Data to use
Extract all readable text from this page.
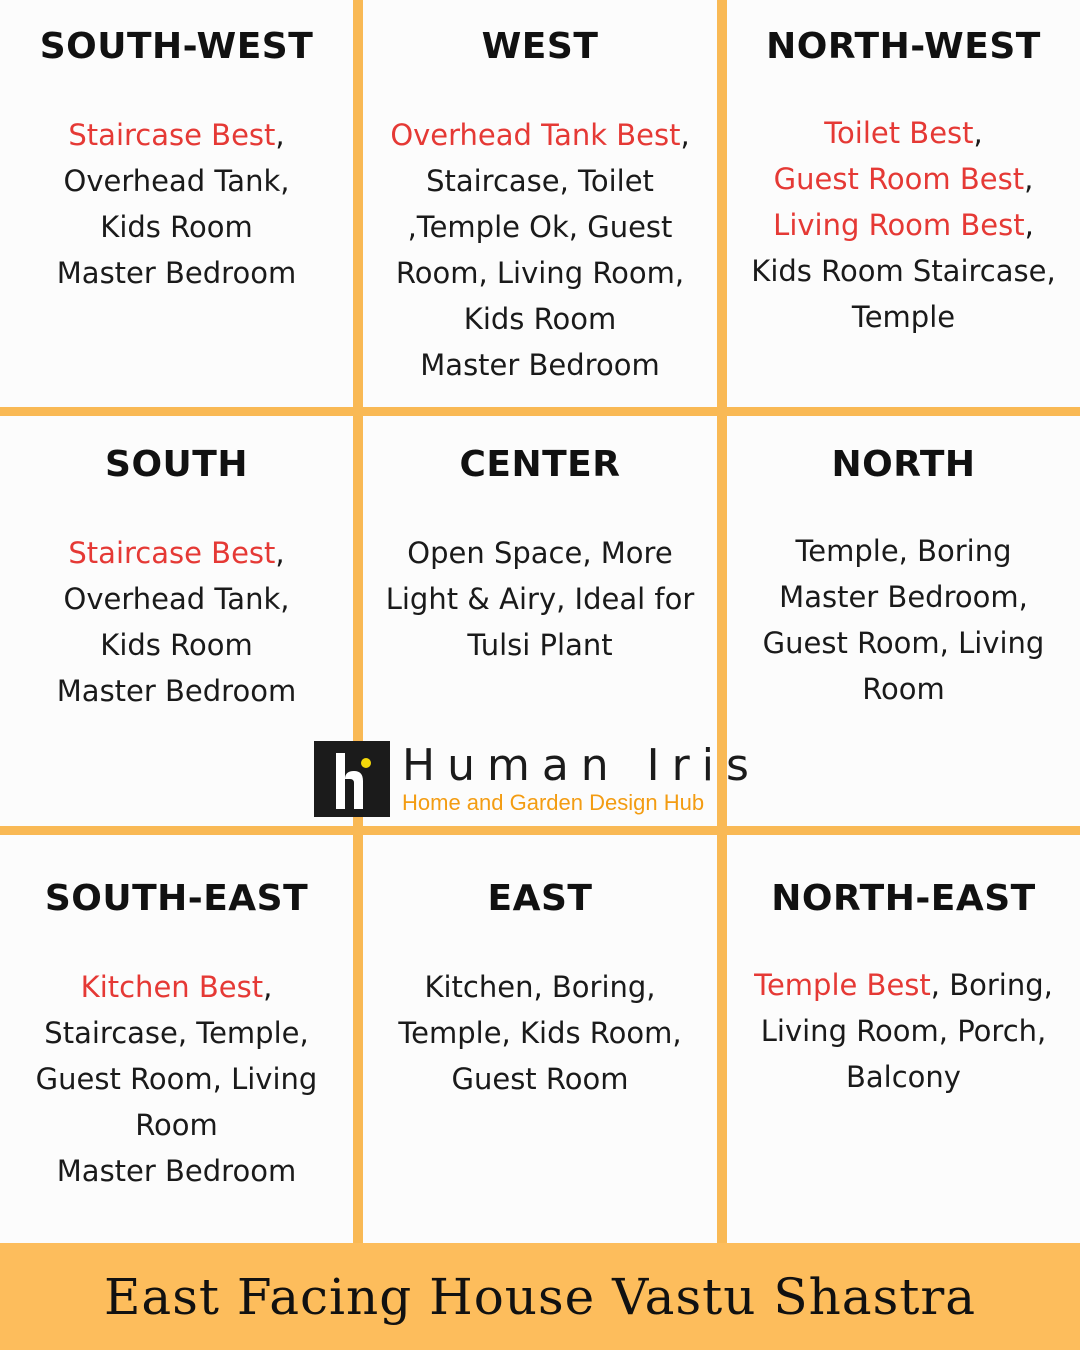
SOUTH-WEST
Staircase Best,
Overhead Tank,
Kids Room
Master Bedroom
WEST
Overhead Tank Best,
Staircase, Toilet
,Temple Ok, Guest
Room, Living Room,
Kids Room
Master Bedroom
NORTH-WEST
Toilet Best,
Guest Room Best,
Living Room Best,
Kids Room Staircase,
Temple
SOUTH
Staircase Best,
Overhead Tank,
Kids Room
Master Bedroom
CENTER
Open Space, More
Light & Airy, Ideal for
Tulsi Plant
NORTH
Temple, Boring
Master Bedroom,
Guest Room, Living
Room
SOUTH-EAST
Kitchen Best,
Staircase, Temple,
Guest Room, Living
Room
Master Bedroom
EAST
Kitchen, Boring,
Temple, Kids Room,
Guest Room
NORTH-EAST
Temple Best, Boring,
Living Room, Porch,
Balcony
Human Iris
Home and Garden Design Hub
East Facing House Vastu Shastra
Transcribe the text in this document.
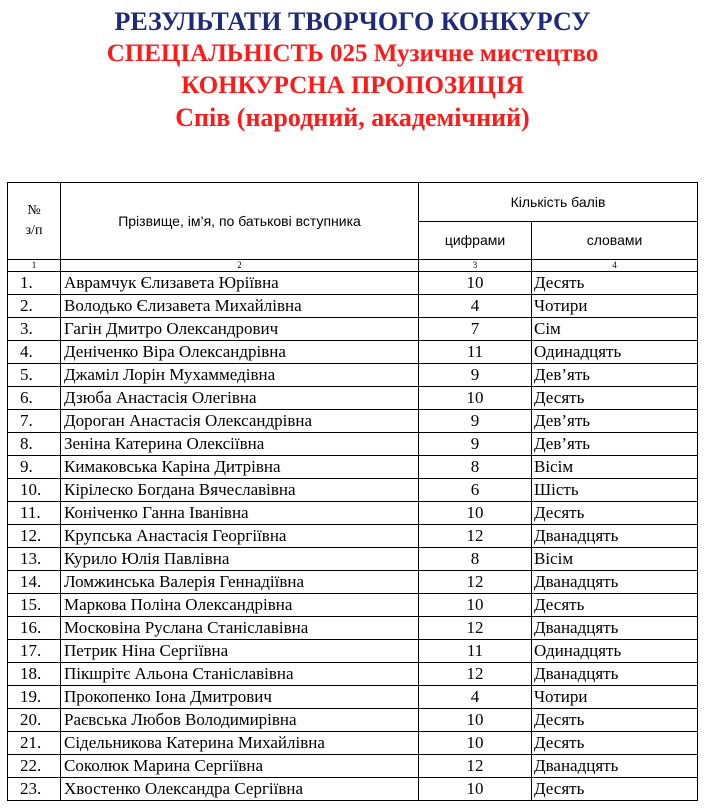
РЕЗУЛЬТАТИ ТВОРЧОГО КОНКУРСУ
СПЕЦІАЛЬНІСТЬ 025 Музичне мистецтво
КОНКУРСНА ПРОПОЗИЦІЯ
Спів (народний, академічний)
№
з/п	Прізвище, ім’я, по батькові вступника	Кількість балів	
		цифрами	словами
1	2	3	4
1.	Аврамчук Єлизавета Юріївна	10	Десять
2.	Володько Єлизавета Михайлівна	4	Чотири
3.	Гагін Дмитро Олександрович	7	Сім
4.	Деніченко Віра Олександрівна	11	Одинадцять
5.	Джаміл Лорін Мухаммедівна	9	Дев’ять
6.	Дзюба Анастасія Олегівна	10	Десять
7.	Дороган Анастасія Олександрівна	9	Дев’ять
8.	Зеніна Катерина Олексіївна	9	Дев’ять
9.	Кимаковська Каріна Дитрівна	8	Вісім
10.	Кірілеско Богдана Вячеславівна	6	Шість
11.	Коніченко Ганна Іванівна	10	Десять
12.	Крупська Анастасія Георгіївна	12	Дванадцять
13.	Курило Юлія Павлівна	8	Вісім
14.	Ломжинська Валерія Геннадіївна	12	Дванадцять
15.	Маркова Поліна Олександрівна	10	Десять
16.	Московіна Руслана Станіславівна	12	Дванадцять
17.	Петрик Ніна Сергіївна	11	Одинадцять
18.	Пікшрітє Альона Станіславівна	12	Дванадцять
19.	Прокопенко Іона Дмитрович	4	Чотири
20.	Раєвська Любов Володимирівна	10	Десять
21.	Сідельникова Катерина Михайлівна	10	Десять
22.	Соколюк Марина Сергіївна	12	Дванадцять
23.	Хвостенко Олександра Сергіївна	10	Десять
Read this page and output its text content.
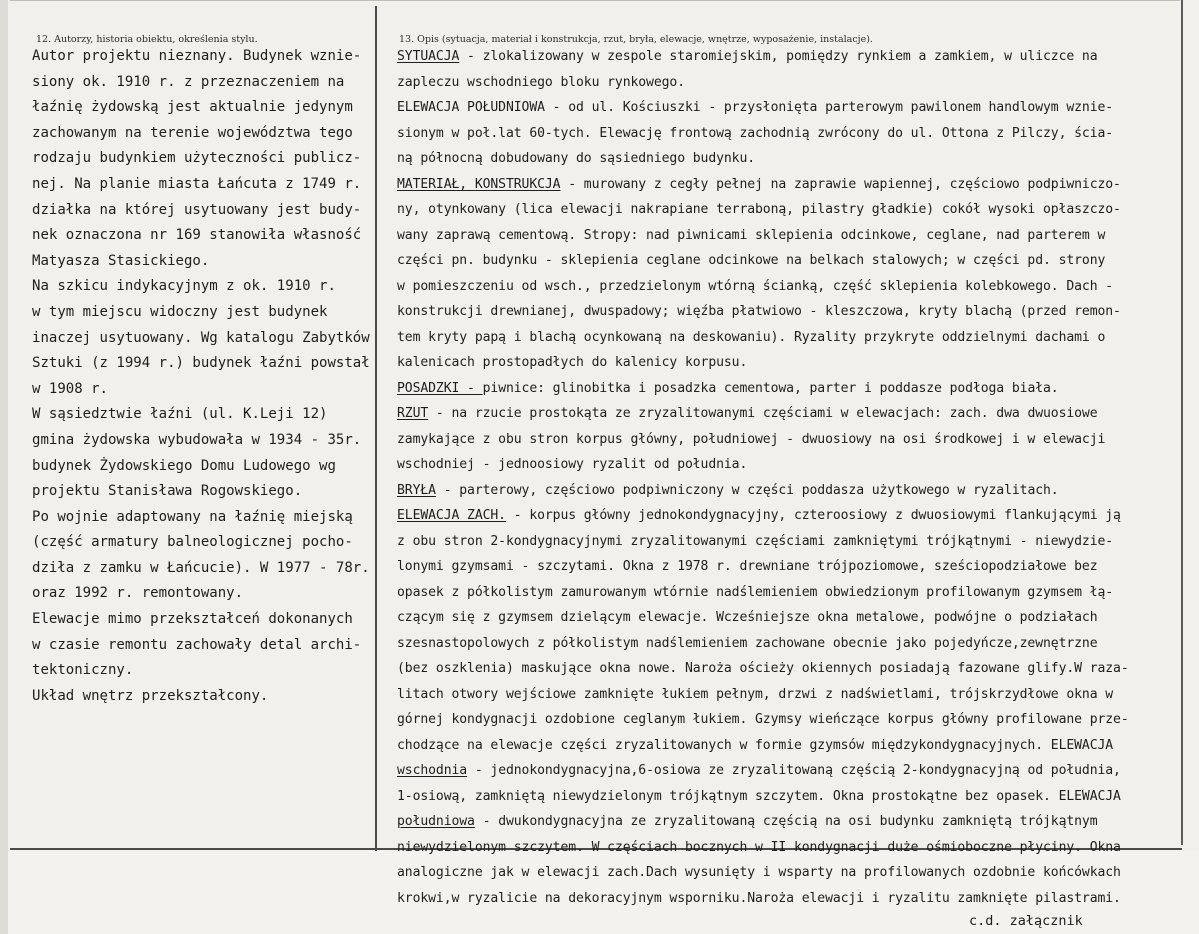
12. Autorzy, historia obiektu, określenia stylu.	13. Opis (sytuacja, materiał i konstrukcja, rzut, bryła, elewacje, wnętrze, wyposażenie, instalacje).
Autor projektu nieznany. Budynek wznie-
siony ok. 1910 r. z przeznaczeniem na
łaźnię żydowską jest aktualnie jedynym
zachowanym na terenie województwa tego
rodzaju budynkiem użyteczności publicz-
nej. Na planie miasta Łańcuta z 1749 r.
działka na której usytuowany jest budy-
nek oznaczona nr 169 stanowiła własność
Matyasza Stasickiego.
Na szkicu indykacyjnym z ok. 1910 r.
w tym miejscu widoczny jest budynek
inaczej usytuowany. Wg katalogu Zabytków
Sztuki (z 1994 r.) budynek łaźni powstał
w 1908 r.
W sąsiedztwie łaźni (ul. K.Leji 12)
gmina żydowska wybudowała w 1934 - 35r.
budynek Żydowskiego Domu Ludowego wg
projektu Stanisława Rogowskiego.
Po wojnie adaptowany na łaźnię miejską
(część armatury balneologicznej pocho-
dziła z zamku w Łańcucie). W 1977 - 78r.
oraz 1992 r. remontowany.
Elewacje mimo przekształceń dokonanych
w czasie remontu zachowały detal archi-
tektoniczny.
Układ wnętrz przekształcony.
SYTUACJA - zlokalizowany w zespole staromiejskim, pomiędzy rynkiem a zamkiem, w uliczce na
zapleczu wschodniego bloku rynkowego.
ELEWACJA POŁUDNIOWA - od ul. Kościuszki - przysłonięta parterowym pawilonem handlowym wznie-
sionym w poł.lat 60-tych. Elewację frontową zachodnią zwrócony do ul. Ottona z Pilczy, ścia-
ną północną dobudowany do sąsiedniego budynku.
MATERIAŁ, KONSTRUKCJA - murowany z cegły pełnej na zaprawie wapiennej, częściowo podpiwniczo-
ny, otynkowany (lica elewacji nakrapiane terraboną, pilastry gładkie) cokół wysoki opłaszczo-
wany zaprawą cementową. Stropy: nad piwnicami sklepienia odcinkowe, ceglane, nad parterem w
części pn. budynku - sklepienia ceglane odcinkowe na belkach stalowych; w części pd. strony
w pomieszczeniu od wsch., przedzielonym wtórną ścianką, część sklepienia kolebkowego. Dach -
konstrukcji drewnianej, dwuspadowy; więźba płatwiowo - kleszczowa, kryty blachą (przed remon-
tem kryty papą i blachą ocynkowaną na deskowaniu). Ryzality przykryte oddzielnymi dachami o
kalenicach prostopadłych do kalenicy korpusu.
POSADZKI - piwnice: glinobitka i posadzka cementowa, parter i poddasze podłoga biała.
RZUT - na rzucie prostokąta ze zryzalitowanymi częściami w elewacjach: zach. dwa dwuosiowe
zamykające z obu stron korpus główny, południowej - dwuosiowy na osi środkowej i w elewacji
wschodniej - jednoosiowy ryzalit od południa.
BRYŁA - parterowy, częściowo podpiwniczony w części poddasza użytkowego w ryzalitach.
ELEWACJA ZACH. - korpus główny jednokondygnacyjny, czteroosiowy z dwuosiowymi flankującymi ją
z obu stron 2-kondygnacyjnymi zryzalitowanymi częściami zamkniętymi trójkątnymi - niewydzie-
lonymi gzymsami - szczytami. Okna z 1978 r. drewniane trójpoziomowe, sześciopodziałowe bez
opasek z półkolistym zamurowanym wtórnie nadślemieniem obwiedzionym profilowanym gzymsem łą-
czącym się z gzymsem dzielącym elewacje. Wcześniejsze okna metalowe, podwójne o podziałach
szesnastopolowych z półkolistym nadślemieniem zachowane obecnie jako pojedyńcze,zewnętrzne
(bez oszklenia) maskujące okna nowe. Naroża ościeży okiennych posiadają fazowane glify.W raza-
litach otwory wejściowe zamknięte łukiem pełnym, drzwi z nadświetlami, trójskrzydłowe okna w
górnej kondygnacji ozdobione ceglanym łukiem. Gzymsy wieńczące korpus główny profilowane prze-
chodzące na elewacje części zryzalitowanych w formie gzymsów międzykondygnacyjnych. ELEWACJA
wschodnia - jednokondygnacyjna,6-osiowa ze zryzalitowaną częścią 2-kondygnacyjną od południa,
1-osiową, zamkniętą niewydzielonym trójkątnym szczytem. Okna prostokątne bez opasek. ELEWACJA
południowa - dwukondygnacyjna ze zryzalitowaną częścią na osi budynku zamkniętą trójkątnym
niewydzielonym szczytem. W częściach bocznych w II kondygnacji duże ośmioboczne płyciny. Okna
analogiczne jak w elewacji zach.Dach wysunięty i wsparty na profilowanych ozdobnie końcówkach
krokwi,w ryzalicie na dekoracyjnym wsporniku.Naroża elewacji i ryzalitu zamknięte pilastrami.
c.d. załącznik
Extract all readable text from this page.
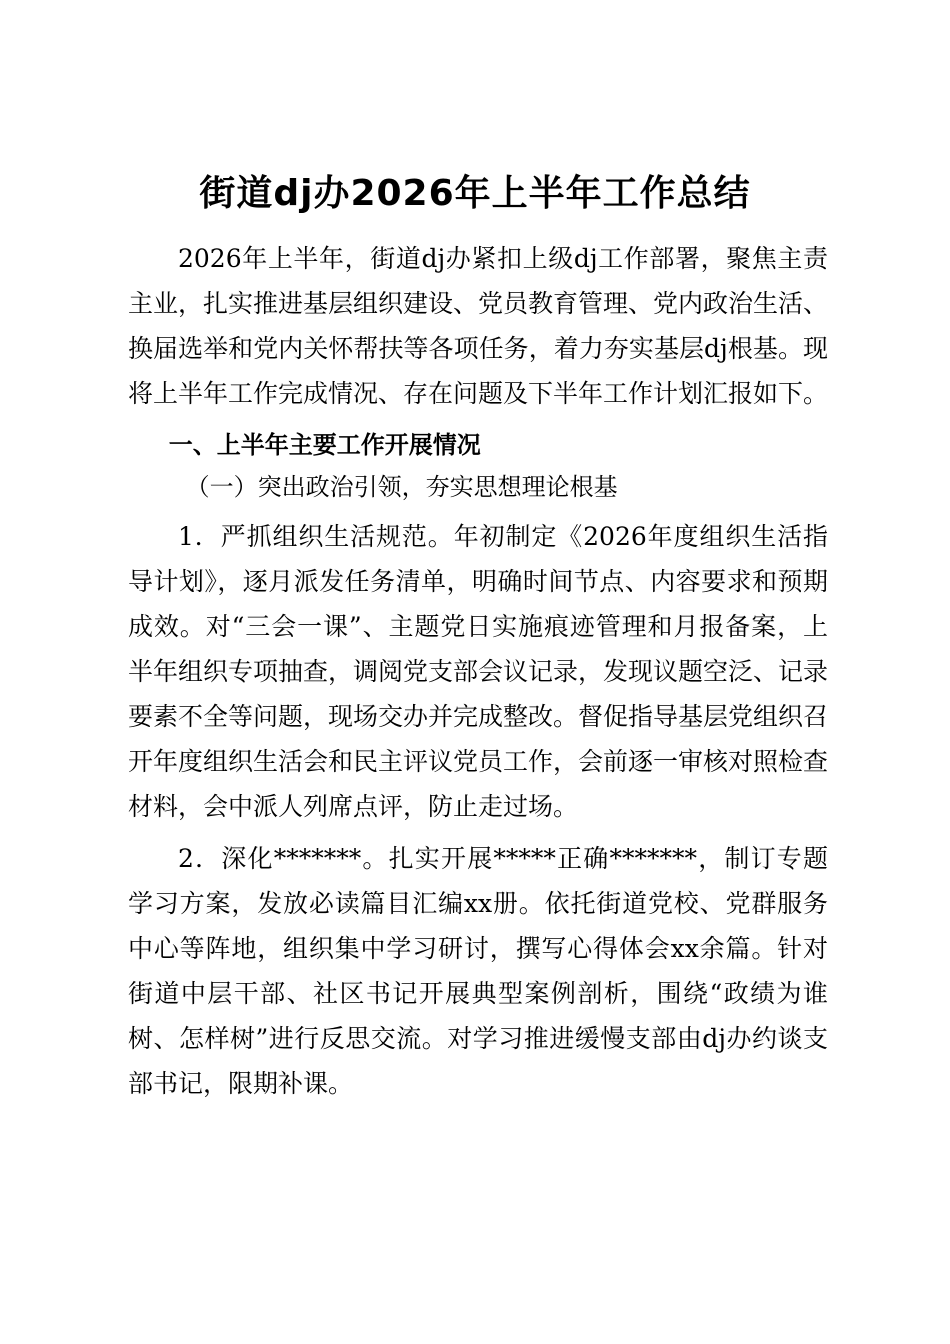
街道dj办2026年上半年工作总结

2026年上半年，街道dj办紧扣上级dj工作部署，聚焦主责主业，扎实推进基层组织建设、党员教育管理、党内政治生活、换届选举和党内关怀帮扶等各项任务，着力夯实基层dj根基。现将上半年工作完成情况、存在问题及下半年工作计划汇报如下。

一、上半年主要工作开展情况

（一）突出政治引领，夯实思想理论根基

1．严抓组织生活规范。年初制定《2026年度组织生活指导计划》，逐月派发任务清单，明确时间节点、内容要求和预期成效。对“三会一课”、主题党日实施痕迹管理和月报备案，上半年组织专项抽查，调阅党支部会议记录，发现议题空泛、记录要素不全等问题，现场交办并完成整改。督促指导基层党组织召开年度组织生活会和民主评议党员工作，会前逐一审核对照检查材料，会中派人列席点评，防止走过场。

2．深化*******。扎实开展*****正确*******，制订专题学习方案，发放必读篇目汇编xx册。依托街道党校、党群服务中心等阵地，组织集中学习研讨，撰写心得体会xx余篇。针对街道中层干部、社区书记开展典型案例剖析，围绕“政绩为谁树、怎样树”进行反思交流。对学习推进缓慢支部由dj办约谈支部书记，限期补课。
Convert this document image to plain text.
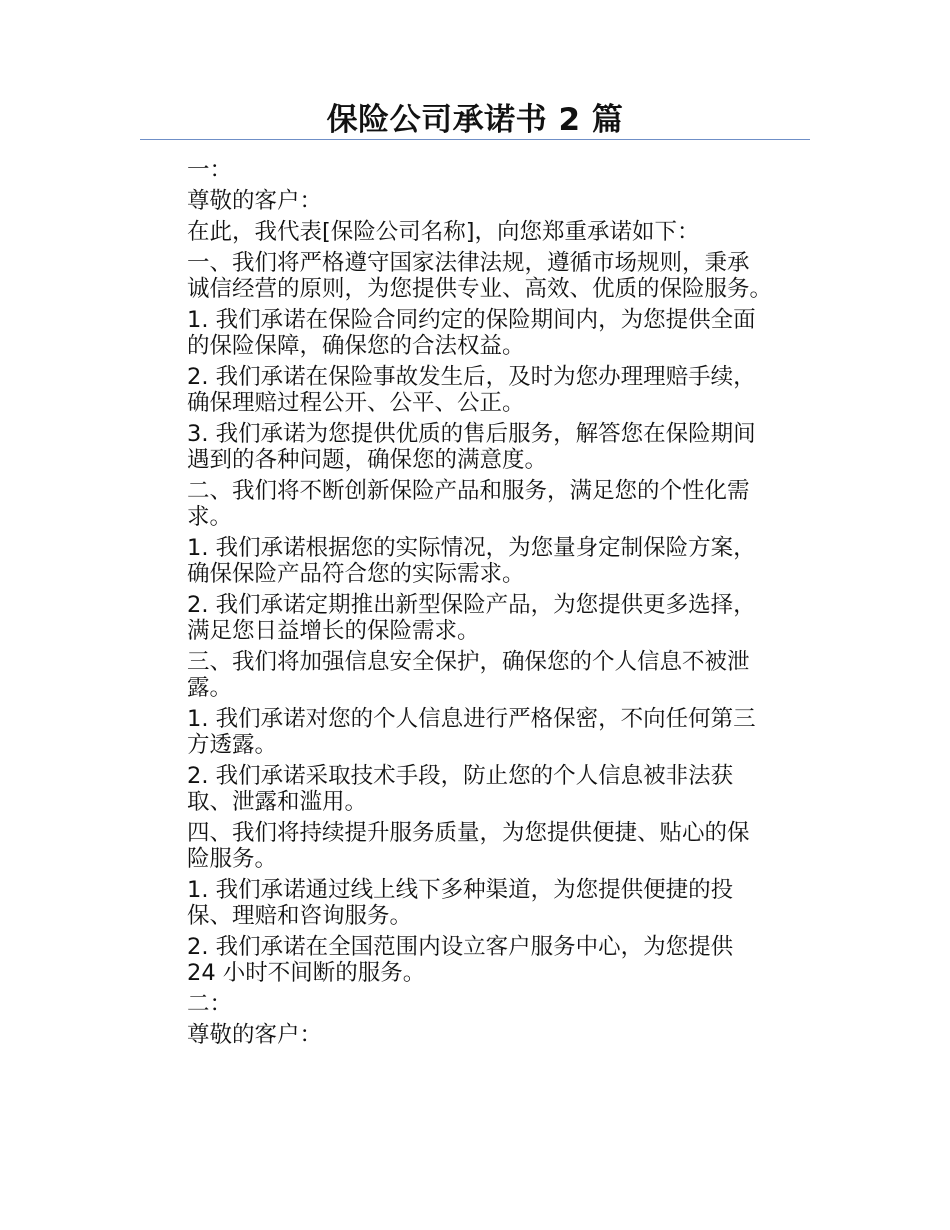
保险公司承诺书 2 篇

一：

尊敬的客户：

在此，我代表[保险公司名称]，向您郑重承诺如下：

一、我们将严格遵守国家法律法规，遵循市场规则，秉承
诚信经营的原则，为您提供专业、高效、优质的保险服务。

1. 我们承诺在保险合同约定的保险期间内，为您提供全面
的保险保障，确保您的合法权益。

2. 我们承诺在保险事故发生后，及时为您办理理赔手续，
确保理赔过程公开、公平、公正。

3. 我们承诺为您提供优质的售后服务，解答您在保险期间
遇到的各种问题，确保您的满意度。

二、我们将不断创新保险产品和服务，满足您的个性化需
求。

1. 我们承诺根据您的实际情况，为您量身定制保险方案，
确保保险产品符合您的实际需求。

2. 我们承诺定期推出新型保险产品，为您提供更多选择，
满足您日益增长的保险需求。

三、我们将加强信息安全保护，确保您的个人信息不被泄
露。

1. 我们承诺对您的个人信息进行严格保密，不向任何第三
方透露。

2. 我们承诺采取技术手段，防止您的个人信息被非法获
取、泄露和滥用。

四、我们将持续提升服务质量，为您提供便捷、贴心的保
险服务。

1. 我们承诺通过线上线下多种渠道，为您提供便捷的投
保、理赔和咨询服务。

2. 我们承诺在全国范围内设立客户服务中心，为您提供
24 小时不间断的服务。

二：

尊敬的客户：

What to do
Copy exactly the lines from the one containing "Convert this document image to plain text." through the final line of the records above, both included, and leave out any pictures.

Answer for this exercise
Convert this document image to plain text.
保险公司承诺书 2 篇

一：

尊敬的客户：

在此，我代表[保险公司名称]，向您郑重承诺如下：

一、我们将严格遵守国家法律法规，遵循市场规则，秉承
诚信经营的原则，为您提供专业、高效、优质的保险服务。

1. 我们承诺在保险合同约定的保险期间内，为您提供全面
的保险保障，确保您的合法权益。

2. 我们承诺在保险事故发生后，及时为您办理理赔手续，
确保理赔过程公开、公平、公正。

3. 我们承诺为您提供优质的售后服务，解答您在保险期间
遇到的各种问题，确保您的满意度。

二、我们将不断创新保险产品和服务，满足您的个性化需
求。

1. 我们承诺根据您的实际情况，为您量身定制保险方案，
确保保险产品符合您的实际需求。

2. 我们承诺定期推出新型保险产品，为您提供更多选择，
满足您日益增长的保险需求。

三、我们将加强信息安全保护，确保您的个人信息不被泄
露。

1. 我们承诺对您的个人信息进行严格保密，不向任何第三
方透露。

2. 我们承诺采取技术手段，防止您的个人信息被非法获
取、泄露和滥用。

四、我们将持续提升服务质量，为您提供便捷、贴心的保
险服务。

1. 我们承诺通过线上线下多种渠道，为您提供便捷的投
保、理赔和咨询服务。

2. 我们承诺在全国范围内设立客户服务中心，为您提供
24 小时不间断的服务。

二：

尊敬的客户：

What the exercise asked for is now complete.